**** DATA RECORDS ****

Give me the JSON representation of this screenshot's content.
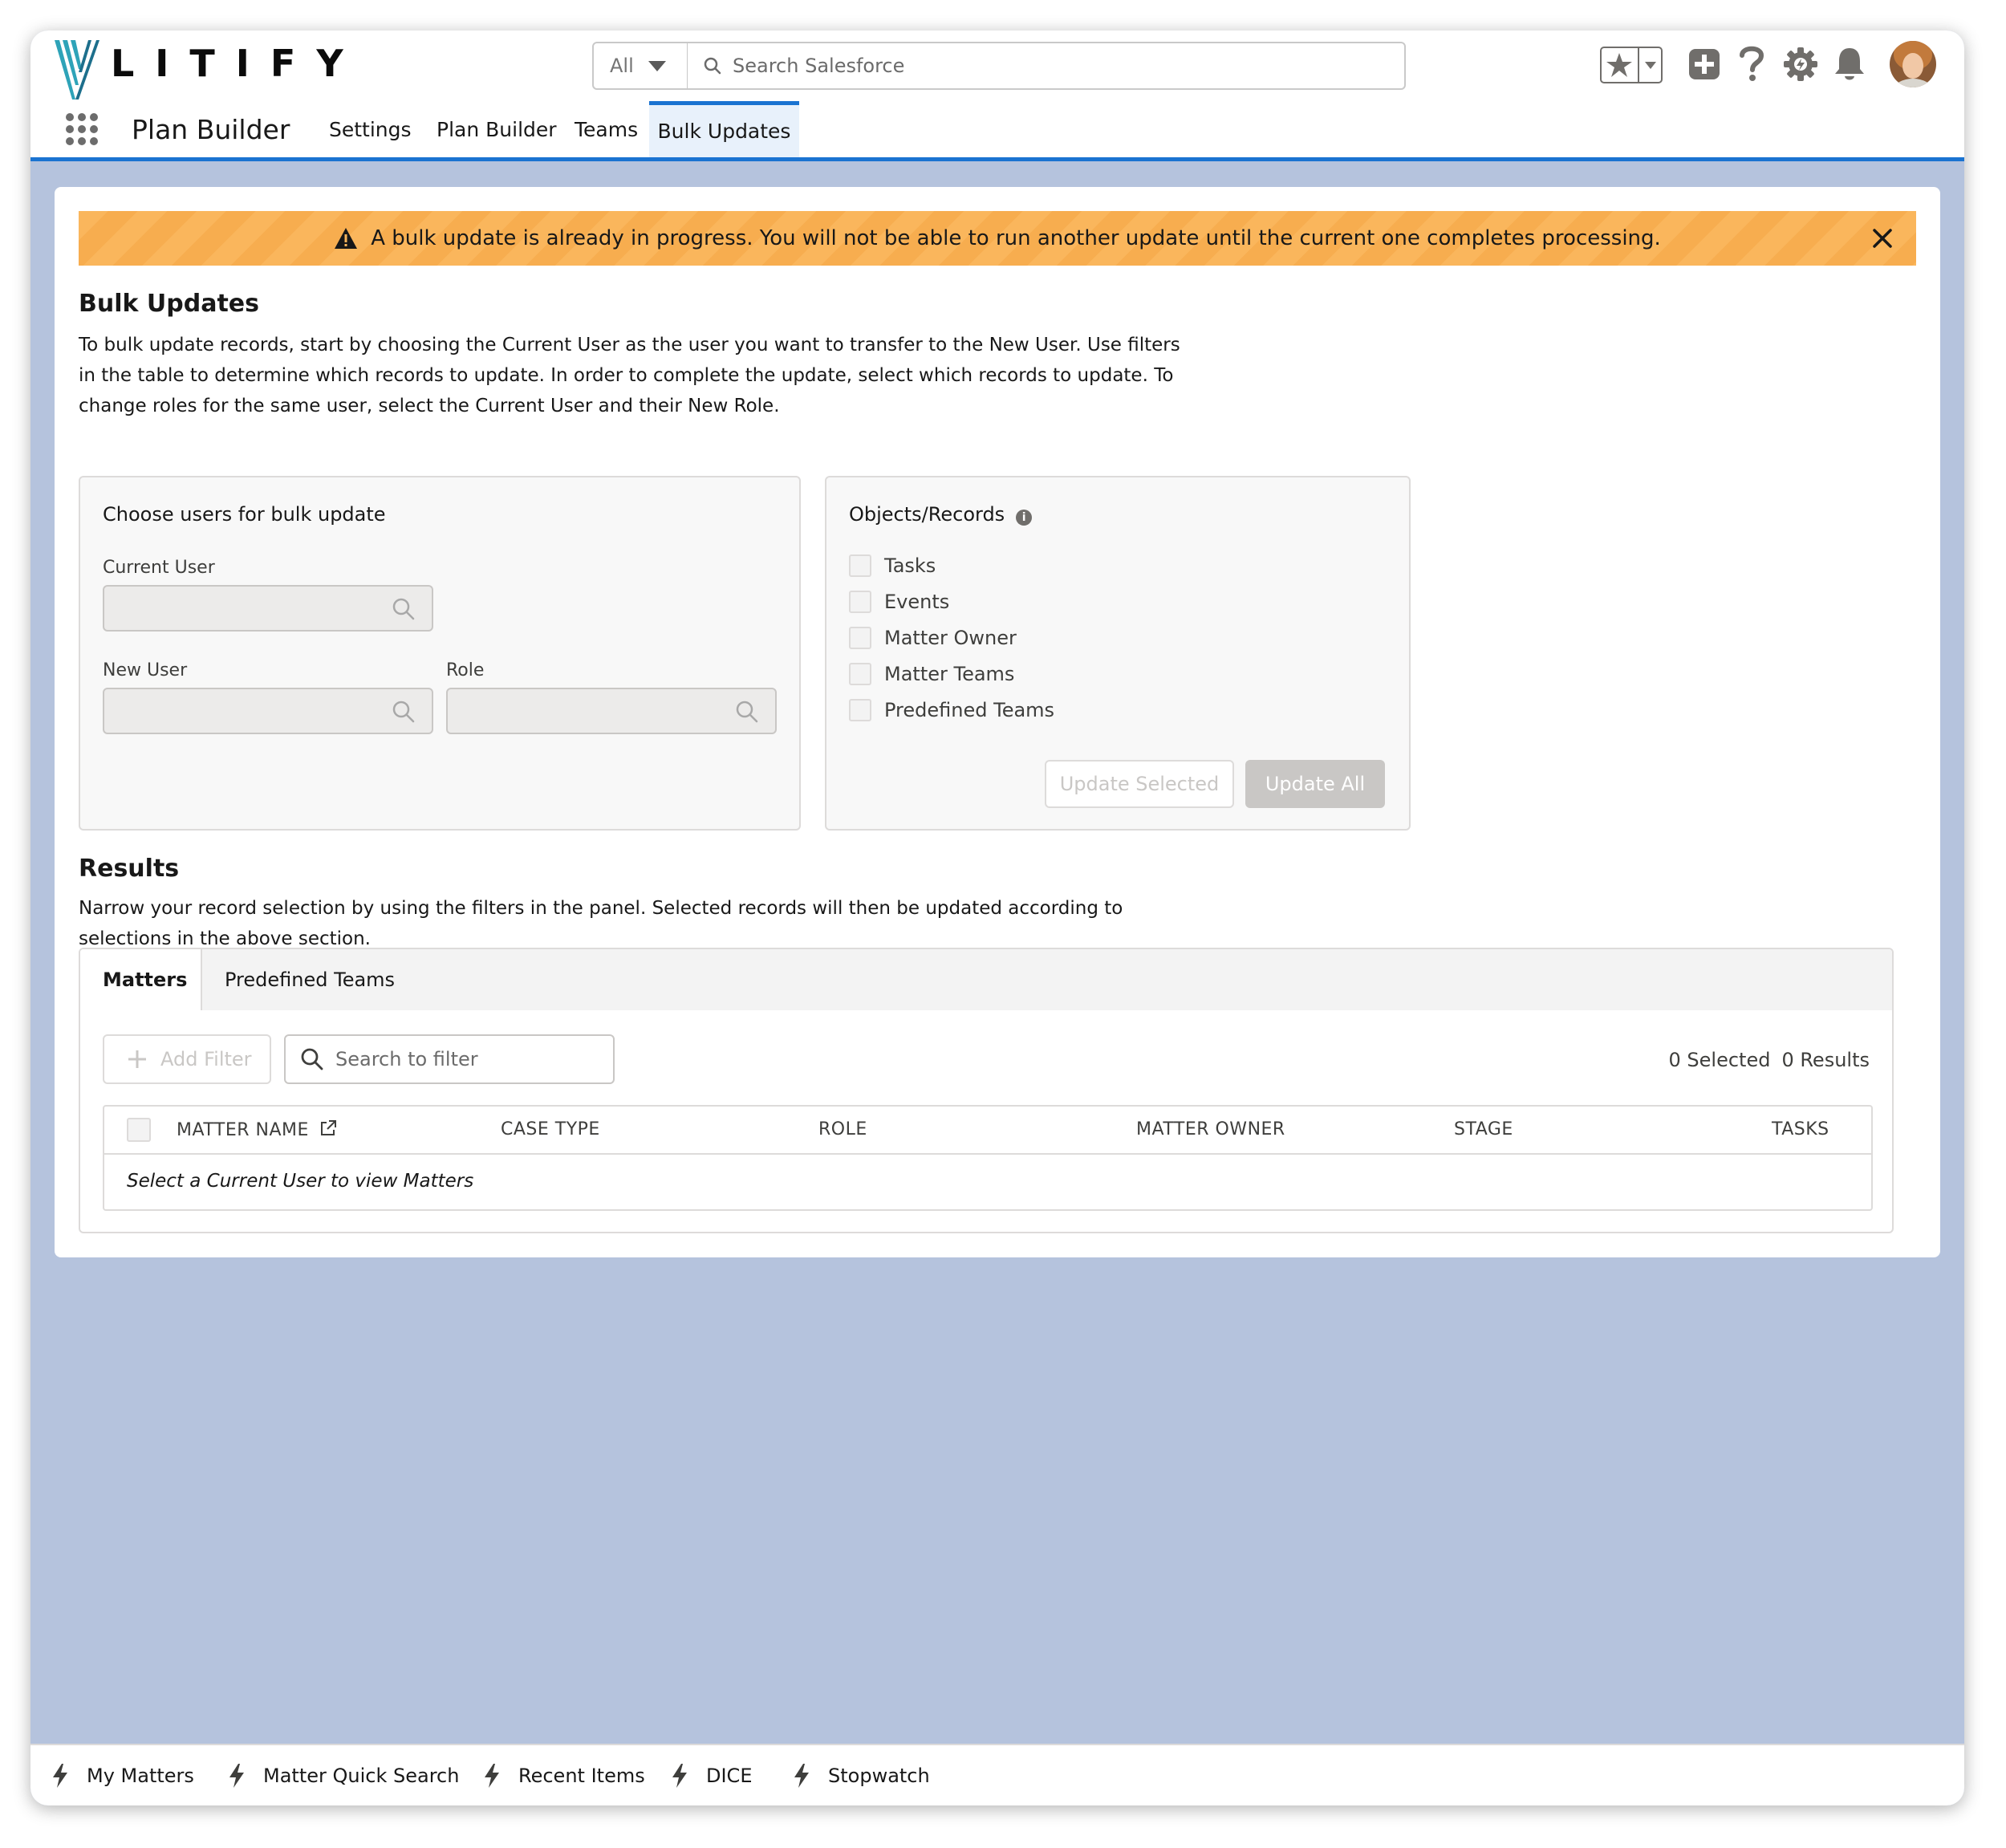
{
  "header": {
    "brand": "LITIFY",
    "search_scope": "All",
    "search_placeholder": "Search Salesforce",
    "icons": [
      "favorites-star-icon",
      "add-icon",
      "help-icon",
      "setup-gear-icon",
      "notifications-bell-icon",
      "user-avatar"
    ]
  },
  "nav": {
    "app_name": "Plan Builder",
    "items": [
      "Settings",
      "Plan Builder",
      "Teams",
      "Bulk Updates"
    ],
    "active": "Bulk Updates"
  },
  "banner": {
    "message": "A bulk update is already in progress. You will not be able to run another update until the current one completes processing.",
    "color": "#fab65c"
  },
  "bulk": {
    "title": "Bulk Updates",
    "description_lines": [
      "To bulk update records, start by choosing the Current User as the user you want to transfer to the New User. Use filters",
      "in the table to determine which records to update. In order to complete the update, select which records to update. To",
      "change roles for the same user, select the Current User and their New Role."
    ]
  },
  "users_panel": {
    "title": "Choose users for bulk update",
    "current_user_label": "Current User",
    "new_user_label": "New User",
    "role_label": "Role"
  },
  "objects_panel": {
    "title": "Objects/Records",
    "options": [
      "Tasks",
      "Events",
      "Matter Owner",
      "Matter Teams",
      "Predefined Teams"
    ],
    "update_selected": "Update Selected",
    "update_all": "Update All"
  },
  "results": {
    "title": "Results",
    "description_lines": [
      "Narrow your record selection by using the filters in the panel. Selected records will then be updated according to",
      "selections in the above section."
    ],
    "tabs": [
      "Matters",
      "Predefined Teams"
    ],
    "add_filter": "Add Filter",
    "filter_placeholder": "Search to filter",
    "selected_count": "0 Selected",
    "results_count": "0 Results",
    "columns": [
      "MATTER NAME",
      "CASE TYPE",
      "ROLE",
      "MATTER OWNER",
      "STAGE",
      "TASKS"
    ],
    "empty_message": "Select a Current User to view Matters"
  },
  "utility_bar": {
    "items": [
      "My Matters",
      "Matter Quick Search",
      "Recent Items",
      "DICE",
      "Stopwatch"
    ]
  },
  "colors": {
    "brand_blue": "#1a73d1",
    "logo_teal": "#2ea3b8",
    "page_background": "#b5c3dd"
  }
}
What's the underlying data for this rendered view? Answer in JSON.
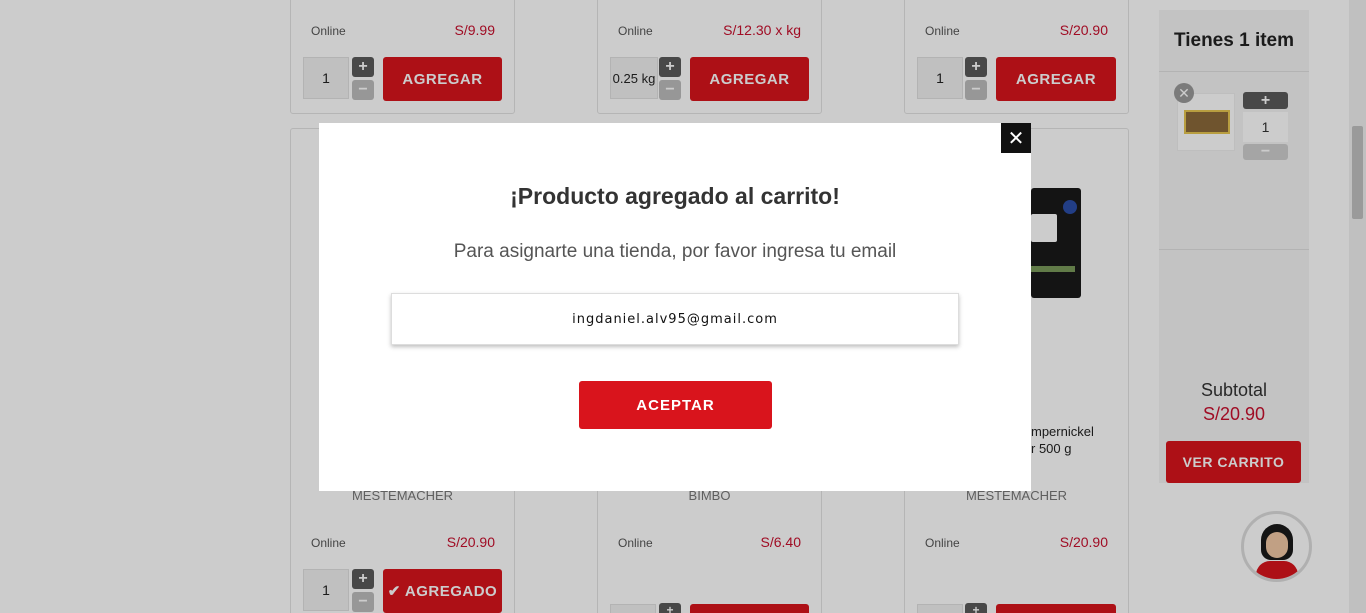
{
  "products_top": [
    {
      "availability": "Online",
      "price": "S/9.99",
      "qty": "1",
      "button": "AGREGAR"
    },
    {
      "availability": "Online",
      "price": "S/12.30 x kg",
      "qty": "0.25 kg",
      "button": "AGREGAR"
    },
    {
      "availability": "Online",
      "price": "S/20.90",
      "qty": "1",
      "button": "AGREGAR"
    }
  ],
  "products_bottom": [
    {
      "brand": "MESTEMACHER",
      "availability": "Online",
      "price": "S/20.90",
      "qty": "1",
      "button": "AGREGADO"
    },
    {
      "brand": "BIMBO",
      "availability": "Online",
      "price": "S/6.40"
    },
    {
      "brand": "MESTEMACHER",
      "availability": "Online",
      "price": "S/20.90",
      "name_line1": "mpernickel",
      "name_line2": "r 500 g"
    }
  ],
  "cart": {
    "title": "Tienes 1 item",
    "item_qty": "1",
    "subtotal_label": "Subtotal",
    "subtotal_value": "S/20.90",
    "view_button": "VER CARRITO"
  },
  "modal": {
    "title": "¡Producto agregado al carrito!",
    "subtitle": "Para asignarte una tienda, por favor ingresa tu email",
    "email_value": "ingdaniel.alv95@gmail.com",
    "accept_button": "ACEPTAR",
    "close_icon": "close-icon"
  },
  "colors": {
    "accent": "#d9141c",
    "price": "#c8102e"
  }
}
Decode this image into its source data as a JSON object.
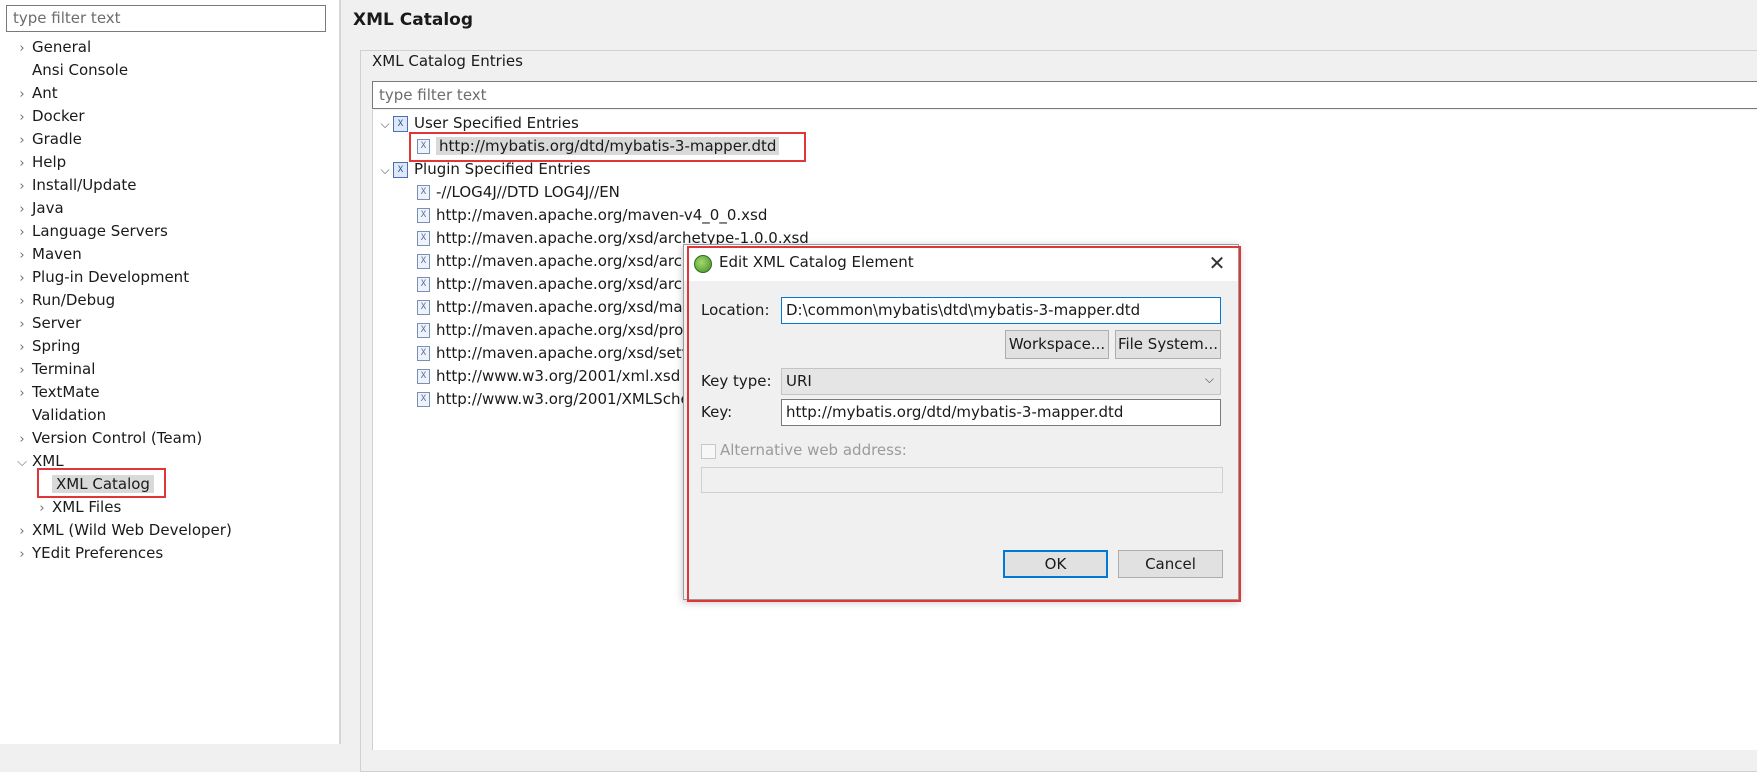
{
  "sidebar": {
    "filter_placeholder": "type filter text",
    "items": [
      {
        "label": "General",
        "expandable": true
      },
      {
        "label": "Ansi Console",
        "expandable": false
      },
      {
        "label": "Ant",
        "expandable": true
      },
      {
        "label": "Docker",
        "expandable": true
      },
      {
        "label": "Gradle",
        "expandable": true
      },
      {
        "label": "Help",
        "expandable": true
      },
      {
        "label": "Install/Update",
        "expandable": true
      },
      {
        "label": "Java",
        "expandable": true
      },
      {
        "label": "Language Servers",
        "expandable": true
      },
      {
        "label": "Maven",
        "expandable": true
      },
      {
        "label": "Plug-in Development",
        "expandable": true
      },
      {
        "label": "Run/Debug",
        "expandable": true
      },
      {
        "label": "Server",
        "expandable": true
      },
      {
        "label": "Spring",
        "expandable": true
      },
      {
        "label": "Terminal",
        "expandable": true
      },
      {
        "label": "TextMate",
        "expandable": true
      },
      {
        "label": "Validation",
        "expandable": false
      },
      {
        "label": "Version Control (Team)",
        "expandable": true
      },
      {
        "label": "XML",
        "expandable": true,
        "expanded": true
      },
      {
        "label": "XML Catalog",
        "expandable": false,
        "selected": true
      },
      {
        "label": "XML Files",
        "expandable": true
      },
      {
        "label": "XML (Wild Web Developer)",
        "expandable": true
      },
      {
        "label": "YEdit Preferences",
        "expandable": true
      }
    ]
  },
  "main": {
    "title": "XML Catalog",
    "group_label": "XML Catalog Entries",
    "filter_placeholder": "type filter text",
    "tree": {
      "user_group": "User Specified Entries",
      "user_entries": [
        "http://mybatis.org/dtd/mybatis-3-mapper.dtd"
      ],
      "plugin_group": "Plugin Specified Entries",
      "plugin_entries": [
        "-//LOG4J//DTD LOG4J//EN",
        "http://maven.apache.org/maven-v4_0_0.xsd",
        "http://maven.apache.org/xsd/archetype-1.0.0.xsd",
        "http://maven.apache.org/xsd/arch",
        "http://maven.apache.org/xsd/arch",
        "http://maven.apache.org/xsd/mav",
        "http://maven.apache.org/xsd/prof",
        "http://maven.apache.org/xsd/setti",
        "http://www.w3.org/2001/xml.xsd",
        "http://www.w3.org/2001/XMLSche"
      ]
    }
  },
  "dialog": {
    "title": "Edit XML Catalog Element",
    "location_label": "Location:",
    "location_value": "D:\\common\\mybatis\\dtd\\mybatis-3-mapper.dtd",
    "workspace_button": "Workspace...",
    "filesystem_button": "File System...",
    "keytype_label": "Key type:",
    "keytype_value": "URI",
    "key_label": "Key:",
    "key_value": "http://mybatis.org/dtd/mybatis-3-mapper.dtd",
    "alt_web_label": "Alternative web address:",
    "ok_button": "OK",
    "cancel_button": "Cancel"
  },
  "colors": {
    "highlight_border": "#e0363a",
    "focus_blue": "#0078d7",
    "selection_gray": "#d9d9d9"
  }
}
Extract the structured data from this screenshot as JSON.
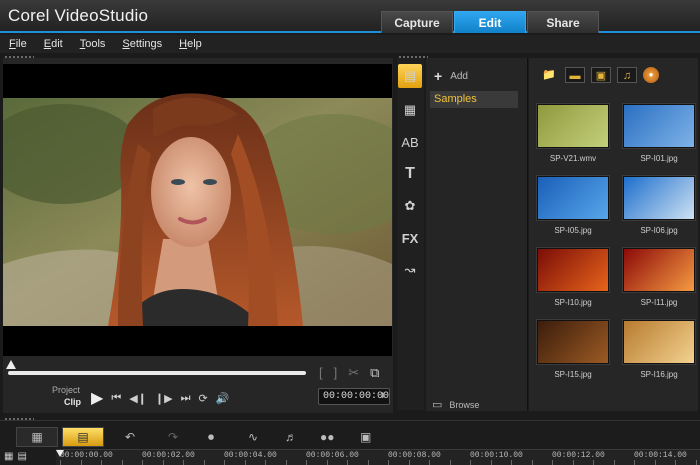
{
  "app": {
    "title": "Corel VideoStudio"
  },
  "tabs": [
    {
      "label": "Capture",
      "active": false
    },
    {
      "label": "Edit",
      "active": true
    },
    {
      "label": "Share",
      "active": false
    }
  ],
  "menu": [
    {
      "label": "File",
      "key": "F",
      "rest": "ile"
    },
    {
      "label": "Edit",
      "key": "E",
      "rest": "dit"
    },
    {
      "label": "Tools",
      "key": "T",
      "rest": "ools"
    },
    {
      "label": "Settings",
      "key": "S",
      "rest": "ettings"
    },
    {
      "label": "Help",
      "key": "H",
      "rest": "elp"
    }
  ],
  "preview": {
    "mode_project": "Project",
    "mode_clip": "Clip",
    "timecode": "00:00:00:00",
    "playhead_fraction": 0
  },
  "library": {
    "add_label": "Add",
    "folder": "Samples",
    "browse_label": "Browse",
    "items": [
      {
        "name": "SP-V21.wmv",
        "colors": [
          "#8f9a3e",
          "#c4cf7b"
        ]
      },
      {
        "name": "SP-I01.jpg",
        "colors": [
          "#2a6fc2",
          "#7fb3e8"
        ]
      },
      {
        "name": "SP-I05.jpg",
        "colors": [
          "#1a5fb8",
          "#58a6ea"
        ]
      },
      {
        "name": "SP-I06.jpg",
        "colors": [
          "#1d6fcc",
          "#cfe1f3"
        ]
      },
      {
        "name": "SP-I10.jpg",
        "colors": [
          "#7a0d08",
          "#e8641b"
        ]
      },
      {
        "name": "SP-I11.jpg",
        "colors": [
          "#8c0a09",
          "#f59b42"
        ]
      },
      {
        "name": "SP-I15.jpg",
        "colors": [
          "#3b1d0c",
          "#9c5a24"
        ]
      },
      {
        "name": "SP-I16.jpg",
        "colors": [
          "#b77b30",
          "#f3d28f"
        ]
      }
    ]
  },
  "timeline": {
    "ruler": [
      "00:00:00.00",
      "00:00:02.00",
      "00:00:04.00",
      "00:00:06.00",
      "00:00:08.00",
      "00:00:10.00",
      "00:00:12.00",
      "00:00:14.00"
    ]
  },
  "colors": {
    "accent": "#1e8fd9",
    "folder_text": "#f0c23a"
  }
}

****

# [WRITTEN REQUEST]
Go through the material above and count the lines that contain "JSON"; answer with the number alone.

# [ANSWER TO THE EXERCISE]
4